**Problem to work on:**
Write out the full set of records exactly. Any pictures in them do not belong in the copy.
** START OF Material for the task **
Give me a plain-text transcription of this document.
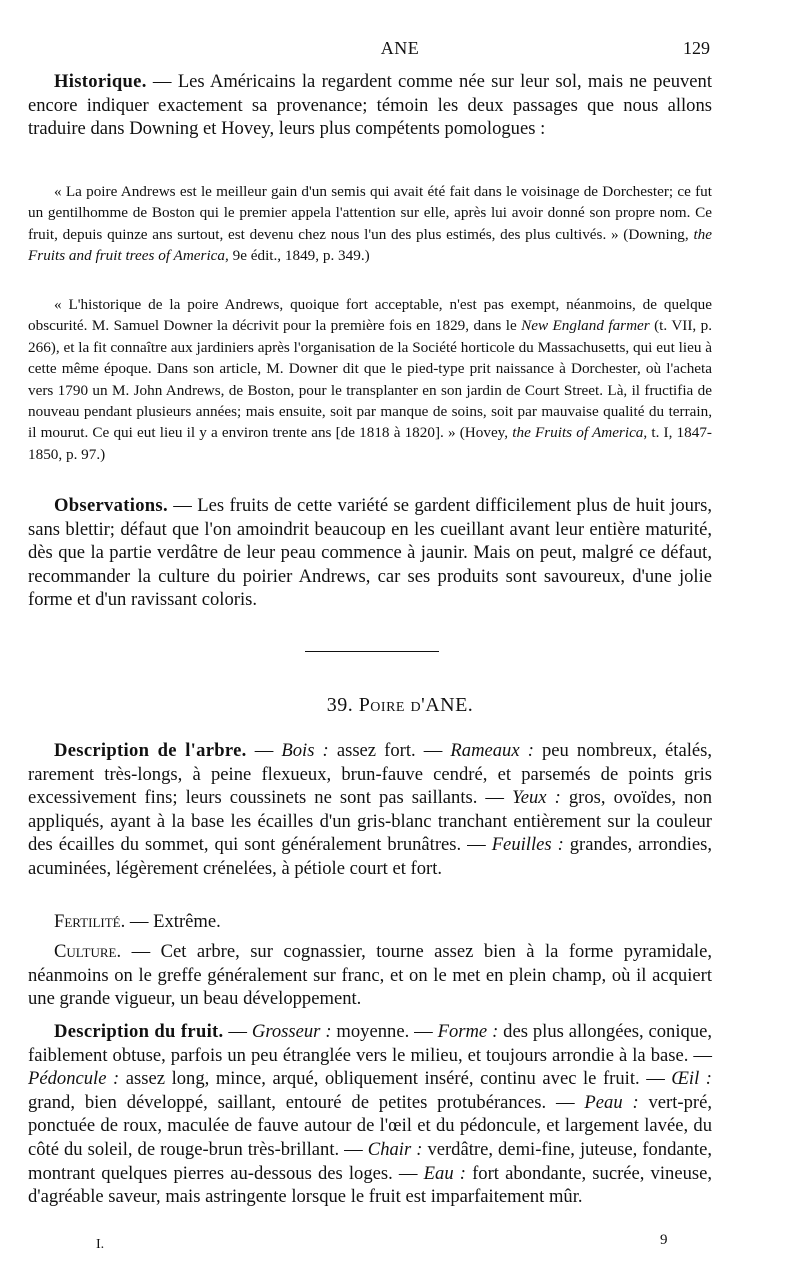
ANE	129

Historique. — Les Américains la regardent comme née sur leur sol, mais ne peuvent encore indiquer exactement sa provenance; témoin les deux passages que nous allons traduire dans Downing et Hovey, leurs plus compétents pomologues :

« La poire Andrews est le meilleur gain d'un semis qui avait été fait dans le voisinage de Dorchester; ce fut un gentilhomme de Boston qui le premier appela l'attention sur elle, après lui avoir donné son propre nom. Ce fruit, depuis quinze ans surtout, est devenu chez nous l'un des plus estimés, des plus cultivés. » (Downing, the Fruits and fruit trees of America, 9e édit., 1849, p. 349.)

« L'historique de la poire Andrews, quoique fort acceptable, n'est pas exempt, néanmoins, de quelque obscurité. M. Samuel Downer la décrivit pour la première fois en 1829, dans le New England farmer (t. VII, p. 266), et la fit connaître aux jardiniers après l'organisation de la Société horticole du Massachusetts, qui eut lieu à cette même époque. Dans son article, M. Downer dit que le pied-type prit naissance à Dorchester, où l'acheta vers 1790 un M. John Andrews, de Boston, pour le transplanter en son jardin de Court Street. Là, il fructifia de nouveau pendant plusieurs années; mais ensuite, soit par manque de soins, soit par mauvaise qualité du terrain, il mourut. Ce qui eut lieu il y a environ trente ans [de 1818 à 1820]. » (Hovey, the Fruits of America, t. I, 1847-1850, p. 97.)

Observations. — Les fruits de cette variété se gardent difficilement plus de huit jours, sans blettir; défaut que l'on amoindrit beaucoup en les cueillant avant leur entière maturité, dès que la partie verdâtre de leur peau commence à jaunir. Mais on peut, malgré ce défaut, recommander la culture du poirier Andrews, car ses produits sont savoureux, d'une jolie forme et d'un ravissant coloris.

39. Poire d'ANE.

Description de l'arbre. — Bois : assez fort. — Rameaux : peu nombreux, étalés, rarement très-longs, à peine flexueux, brun-fauve cendré, et parsemés de points gris excessivement fins; leurs coussinets ne sont pas saillants. — Yeux : gros, ovoïdes, non appliqués, ayant à la base les écailles d'un gris-blanc tranchant entièrement sur la couleur des écailles du sommet, qui sont généralement brunâtres. — Feuilles : grandes, arrondies, acuminées, légèrement crénelées, à pétiole court et fort.

Fertilité. — Extrême.

Culture. — Cet arbre, sur cognassier, tourne assez bien à la forme pyramidale, néanmoins on le greffe généralement sur franc, et on le met en plein champ, où il acquiert une grande vigueur, un beau développement.

Description du fruit. — Grosseur : moyenne. — Forme : des plus allongées, conique, faiblement obtuse, parfois un peu étranglée vers le milieu, et toujours arrondie à la base. — Pédoncule : assez long, mince, arqué, obliquement inséré, continu avec le fruit. — Œil : grand, bien développé, saillant, entouré de petites protubérances. — Peau : vert-pré, ponctuée de roux, maculée de fauve autour de l'œil et du pédoncule, et largement lavée, du côté du soleil, de rouge-brun très-brillant. — Chair : verdâtre, demi-fine, juteuse, fondante, montrant quelques pierres au-dessous des loges. — Eau : fort abondante, sucrée, vineuse, d'agréable saveur, mais astringente lorsque le fruit est imparfaitement mûr.

I.	9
** END OF Material for the task **
**Solution to the exercise:**
Give me a plain-text transcription of this document.
ANE	129

Historique. — Les Américains la regardent comme née sur leur sol, mais ne peuvent encore indiquer exactement sa provenance; témoin les deux passages que nous allons traduire dans Downing et Hovey, leurs plus compétents pomologues :

« La poire Andrews est le meilleur gain d'un semis qui avait été fait dans le voisinage de Dorchester; ce fut un gentilhomme de Boston qui le premier appela l'attention sur elle, après lui avoir donné son propre nom. Ce fruit, depuis quinze ans surtout, est devenu chez nous l'un des plus estimés, des plus cultivés. » (Downing, the Fruits and fruit trees of America, 9e édit., 1849, p. 349.)

« L'historique de la poire Andrews, quoique fort acceptable, n'est pas exempt, néanmoins, de quelque obscurité. M. Samuel Downer la décrivit pour la première fois en 1829, dans le New England farmer (t. VII, p. 266), et la fit connaître aux jardiniers après l'organisation de la Société horticole du Massachusetts, qui eut lieu à cette même époque. Dans son article, M. Downer dit que le pied-type prit naissance à Dorchester, où l'acheta vers 1790 un M. John Andrews, de Boston, pour le transplanter en son jardin de Court Street. Là, il fructifia de nouveau pendant plusieurs années; mais ensuite, soit par manque de soins, soit par mauvaise qualité du terrain, il mourut. Ce qui eut lieu il y a environ trente ans [de 1818 à 1820]. » (Hovey, the Fruits of America, t. I, 1847-1850, p. 97.)

Observations. — Les fruits de cette variété se gardent difficilement plus de huit jours, sans blettir; défaut que l'on amoindrit beaucoup en les cueillant avant leur entière maturité, dès que la partie verdâtre de leur peau commence à jaunir. Mais on peut, malgré ce défaut, recommander la culture du poirier Andrews, car ses produits sont savoureux, d'une jolie forme et d'un ravissant coloris.

39. Poire d'ANE.

Description de l'arbre. — Bois : assez fort. — Rameaux : peu nombreux, étalés, rarement très-longs, à peine flexueux, brun-fauve cendré, et parsemés de points gris excessivement fins; leurs coussinets ne sont pas saillants. — Yeux : gros, ovoïdes, non appliqués, ayant à la base les écailles d'un gris-blanc tranchant entièrement sur la couleur des écailles du sommet, qui sont généralement brunâtres. — Feuilles : grandes, arrondies, acuminées, légèrement crénelées, à pétiole court et fort.

Fertilité. — Extrême.

Culture. — Cet arbre, sur cognassier, tourne assez bien à la forme pyramidale, néanmoins on le greffe généralement sur franc, et on le met en plein champ, où il acquiert une grande vigueur, un beau développement.

Description du fruit. — Grosseur : moyenne. — Forme : des plus allongées, conique, faiblement obtuse, parfois un peu étranglée vers le milieu, et toujours arrondie à la base. — Pédoncule : assez long, mince, arqué, obliquement inséré, continu avec le fruit. — Œil : grand, bien développé, saillant, entouré de petites protubérances. — Peau : vert-pré, ponctuée de roux, maculée de fauve autour de l'œil et du pédoncule, et largement lavée, du côté du soleil, de rouge-brun très-brillant. — Chair : verdâtre, demi-fine, juteuse, fondante, montrant quelques pierres au-dessous des loges. — Eau : fort abondante, sucrée, vineuse, d'agréable saveur, mais astringente lorsque le fruit est imparfaitement mûr.

I.	9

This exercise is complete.